YOUR GOAL: Determine how many lines include the string "ebebeb". Output that number only.

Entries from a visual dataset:

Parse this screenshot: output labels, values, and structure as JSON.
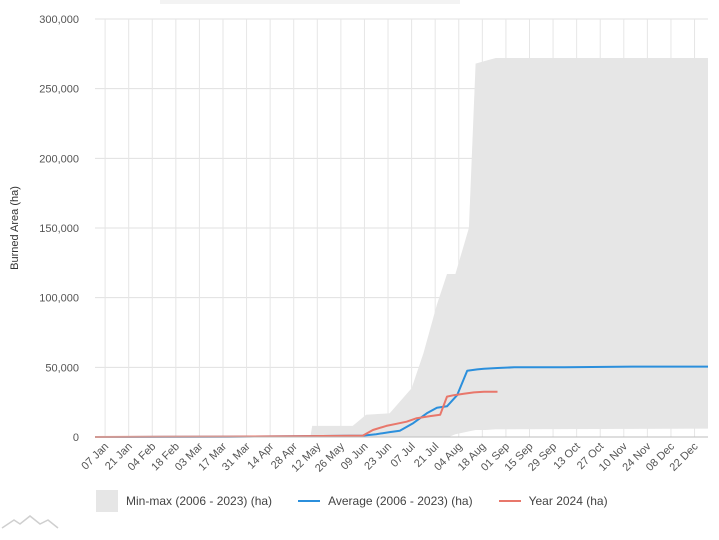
{
  "chart_data": {
    "type": "area",
    "title": "",
    "xlabel": "",
    "ylabel": "Burned Area (ha)",
    "ylim": [
      0,
      300000
    ],
    "yticks": [
      0,
      50000,
      100000,
      150000,
      200000,
      250000,
      300000
    ],
    "ytick_labels": [
      "0",
      "50,000",
      "100,000",
      "150,000",
      "200,000",
      "250,000",
      "300,000"
    ],
    "xlim": [
      1,
      365
    ],
    "xticks": [
      7,
      21,
      35,
      49,
      63,
      77,
      91,
      105,
      119,
      133,
      147,
      161,
      175,
      189,
      203,
      217,
      231,
      245,
      259,
      273,
      287,
      301,
      315,
      329,
      343,
      357
    ],
    "xtick_labels": [
      "07 Jan",
      "21 Jan",
      "04 Feb",
      "18 Feb",
      "03 Mar",
      "17 Mar",
      "31 Mar",
      "14 Apr",
      "28 Apr",
      "12 May",
      "26 May",
      "09 Jun",
      "23 Jun",
      "07 Jul",
      "21 Jul",
      "04 Aug",
      "18 Aug",
      "01 Sep",
      "15 Sep",
      "29 Sep",
      "13 Oct",
      "27 Oct",
      "10 Nov",
      "24 Nov",
      "08 Dec",
      "22 Dec"
    ],
    "grid": true,
    "legend_position": "bottom",
    "band": {
      "name": "Min-max (2006 - 2023) (ha)",
      "color": "#e6e6e6",
      "x": [
        1,
        120,
        129,
        130,
        154,
        162,
        176,
        189,
        196,
        204,
        210,
        211,
        215,
        223,
        227,
        233,
        239,
        365
      ],
      "min": [
        0,
        0,
        0,
        0,
        0,
        0,
        0,
        0,
        0,
        0,
        0,
        0,
        2000,
        4000,
        5000,
        5000,
        5500,
        6000
      ],
      "max": [
        0,
        500,
        1000,
        8000,
        8000,
        16000,
        17000,
        35000,
        60000,
        95000,
        117000,
        117000,
        117000,
        150000,
        268000,
        270000,
        272000,
        272000
      ]
    },
    "series": [
      {
        "name": "Average (2006 - 2023) (ha)",
        "color": "#2b8fdc",
        "x": [
          1,
          40,
          80,
          120,
          160,
          168,
          176,
          182,
          190,
          198,
          204,
          210,
          216,
          222,
          228,
          232,
          240,
          250,
          280,
          320,
          365
        ],
        "values": [
          0,
          100,
          200,
          500,
          1000,
          2000,
          3500,
          4500,
          10000,
          17000,
          21000,
          22000,
          30000,
          47500,
          48500,
          49000,
          49500,
          50000,
          50000,
          50500,
          50500
        ]
      },
      {
        "name": "Year 2024 (ha)",
        "color": "#e8776b",
        "x": [
          1,
          40,
          80,
          120,
          160,
          166,
          174,
          180,
          186,
          192,
          200,
          206,
          210,
          214,
          220,
          226,
          232,
          240
        ],
        "values": [
          0,
          200,
          300,
          500,
          1000,
          5000,
          8000,
          9500,
          11000,
          13500,
          15000,
          16000,
          29000,
          30000,
          31000,
          32000,
          32500,
          32500
        ]
      }
    ]
  }
}
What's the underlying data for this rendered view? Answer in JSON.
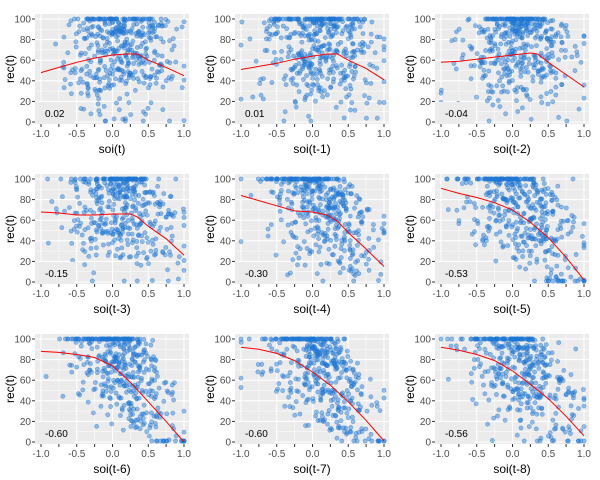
{
  "figure": {
    "title": "",
    "ylabel": "rec(t)",
    "layout": {
      "rows": 3,
      "cols": 3
    },
    "colors": {
      "panel_background": "#ebebeb",
      "grid": "#ffffff",
      "points": "#1f77d4",
      "smooth_line": "#ff0000",
      "label_box": "#ebebeb"
    }
  },
  "chart_data": [
    {
      "type": "scatter",
      "title": "",
      "xlabel": "soi(t)",
      "ylabel": "rec(t)",
      "xlim": [
        -1.0,
        1.0
      ],
      "ylim": [
        0,
        100
      ],
      "xticks": [
        "-1.0",
        "-0.5",
        "0.0",
        "0.5",
        "1.0"
      ],
      "yticks": [
        "0",
        "20",
        "40",
        "60",
        "80",
        "100"
      ],
      "grid": true,
      "correlation": "0.02",
      "smooth": {
        "x": [
          -1.0,
          -0.75,
          -0.5,
          -0.25,
          0.0,
          0.2,
          0.35,
          0.5,
          0.75,
          1.0
        ],
        "y": [
          48,
          53,
          58,
          62,
          65,
          66,
          66,
          60,
          53,
          45
        ]
      }
    },
    {
      "type": "scatter",
      "title": "",
      "xlabel": "soi(t-1)",
      "ylabel": "rec(t)",
      "xlim": [
        -1.0,
        1.0
      ],
      "ylim": [
        0,
        100
      ],
      "xticks": [
        "-1.0",
        "-0.5",
        "0.0",
        "0.5",
        "1.0"
      ],
      "yticks": [
        "0",
        "20",
        "40",
        "60",
        "80",
        "100"
      ],
      "grid": true,
      "correlation": "0.01",
      "smooth": {
        "x": [
          -1.0,
          -0.75,
          -0.5,
          -0.25,
          0.0,
          0.2,
          0.35,
          0.5,
          0.75,
          1.0
        ],
        "y": [
          51,
          54,
          57,
          61,
          64,
          66,
          66,
          60,
          52,
          41
        ]
      }
    },
    {
      "type": "scatter",
      "title": "",
      "xlabel": "soi(t-2)",
      "ylabel": "rec(t)",
      "xlim": [
        -1.0,
        1.0
      ],
      "ylim": [
        0,
        100
      ],
      "xticks": [
        "-1.0",
        "-0.5",
        "0.0",
        "0.5",
        "1.0"
      ],
      "yticks": [
        "0",
        "20",
        "40",
        "60",
        "80",
        "100"
      ],
      "grid": true,
      "correlation": "-0.04",
      "smooth": {
        "x": [
          -1.0,
          -0.75,
          -0.5,
          -0.25,
          0.0,
          0.25,
          0.35,
          0.5,
          0.75,
          1.0
        ],
        "y": [
          58,
          59,
          61,
          63,
          65,
          67,
          66,
          58,
          46,
          34
        ]
      }
    },
    {
      "type": "scatter",
      "title": "",
      "xlabel": "soi(t-3)",
      "ylabel": "rec(t)",
      "xlim": [
        -1.0,
        1.0
      ],
      "ylim": [
        0,
        100
      ],
      "xticks": [
        "-1.0",
        "-0.5",
        "0.0",
        "0.5",
        "1.0"
      ],
      "yticks": [
        "0",
        "20",
        "40",
        "60",
        "80",
        "100"
      ],
      "grid": true,
      "correlation": "-0.15",
      "smooth": {
        "x": [
          -1.0,
          -0.75,
          -0.5,
          -0.25,
          0.0,
          0.25,
          0.35,
          0.5,
          0.75,
          1.0
        ],
        "y": [
          68,
          67,
          65,
          65,
          66,
          66,
          63,
          54,
          42,
          26
        ]
      }
    },
    {
      "type": "scatter",
      "title": "",
      "xlabel": "soi(t-4)",
      "ylabel": "rec(t)",
      "xlim": [
        -1.0,
        1.0
      ],
      "ylim": [
        0,
        100
      ],
      "xticks": [
        "-1.0",
        "-0.5",
        "0.0",
        "0.5",
        "1.0"
      ],
      "yticks": [
        "0",
        "20",
        "40",
        "60",
        "80",
        "100"
      ],
      "grid": true,
      "correlation": "-0.30",
      "smooth": {
        "x": [
          -1.0,
          -0.75,
          -0.5,
          -0.25,
          0.0,
          0.2,
          0.35,
          0.5,
          0.75,
          1.0
        ],
        "y": [
          84,
          79,
          74,
          69,
          68,
          65,
          59,
          48,
          32,
          15
        ]
      }
    },
    {
      "type": "scatter",
      "title": "",
      "xlabel": "soi(t-5)",
      "ylabel": "rec(t)",
      "xlim": [
        -1.0,
        1.0
      ],
      "ylim": [
        0,
        100
      ],
      "xticks": [
        "-1.0",
        "-0.5",
        "0.0",
        "0.5",
        "1.0"
      ],
      "yticks": [
        "0",
        "20",
        "40",
        "60",
        "80",
        "100"
      ],
      "grid": true,
      "correlation": "-0.53",
      "smooth": {
        "x": [
          -1.0,
          -0.75,
          -0.5,
          -0.25,
          0.0,
          0.25,
          0.5,
          0.75,
          1.0
        ],
        "y": [
          91,
          86,
          82,
          77,
          70,
          58,
          43,
          24,
          2
        ]
      }
    },
    {
      "type": "scatter",
      "title": "",
      "xlabel": "soi(t-6)",
      "ylabel": "rec(t)",
      "xlim": [
        -1.0,
        1.0
      ],
      "ylim": [
        0,
        100
      ],
      "xticks": [
        "-1.0",
        "-0.5",
        "0.0",
        "0.5",
        "1.0"
      ],
      "yticks": [
        "0",
        "20",
        "40",
        "60",
        "80",
        "100"
      ],
      "grid": true,
      "correlation": "-0.60",
      "smooth": {
        "x": [
          -1.0,
          -0.75,
          -0.5,
          -0.25,
          0.0,
          0.25,
          0.5,
          0.75,
          1.0
        ],
        "y": [
          88,
          87,
          85,
          82,
          74,
          58,
          39,
          20,
          0
        ]
      }
    },
    {
      "type": "scatter",
      "title": "",
      "xlabel": "soi(t-7)",
      "ylabel": "rec(t)",
      "xlim": [
        -1.0,
        1.0
      ],
      "ylim": [
        0,
        100
      ],
      "xticks": [
        "-1.0",
        "-0.5",
        "0.0",
        "0.5",
        "1.0"
      ],
      "yticks": [
        "0",
        "20",
        "40",
        "60",
        "80",
        "100"
      ],
      "grid": true,
      "correlation": "-0.60",
      "smooth": {
        "x": [
          -1.0,
          -0.75,
          -0.5,
          -0.25,
          0.0,
          0.25,
          0.5,
          0.75,
          1.0
        ],
        "y": [
          92,
          90,
          86,
          79,
          68,
          55,
          39,
          21,
          1
        ]
      }
    },
    {
      "type": "scatter",
      "title": "",
      "xlabel": "soi(t-8)",
      "ylabel": "rec(t)",
      "xlim": [
        -1.0,
        1.0
      ],
      "ylim": [
        0,
        100
      ],
      "xticks": [
        "-1.0",
        "-0.5",
        "0.0",
        "0.5",
        "1.0"
      ],
      "yticks": [
        "0",
        "20",
        "40",
        "60",
        "80",
        "100"
      ],
      "grid": true,
      "correlation": "-0.56",
      "smooth": {
        "x": [
          -1.0,
          -0.75,
          -0.5,
          -0.25,
          0.0,
          0.25,
          0.5,
          0.75,
          1.0
        ],
        "y": [
          92,
          89,
          85,
          79,
          69,
          56,
          42,
          25,
          6
        ]
      }
    }
  ]
}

WORKED ANSWER: 2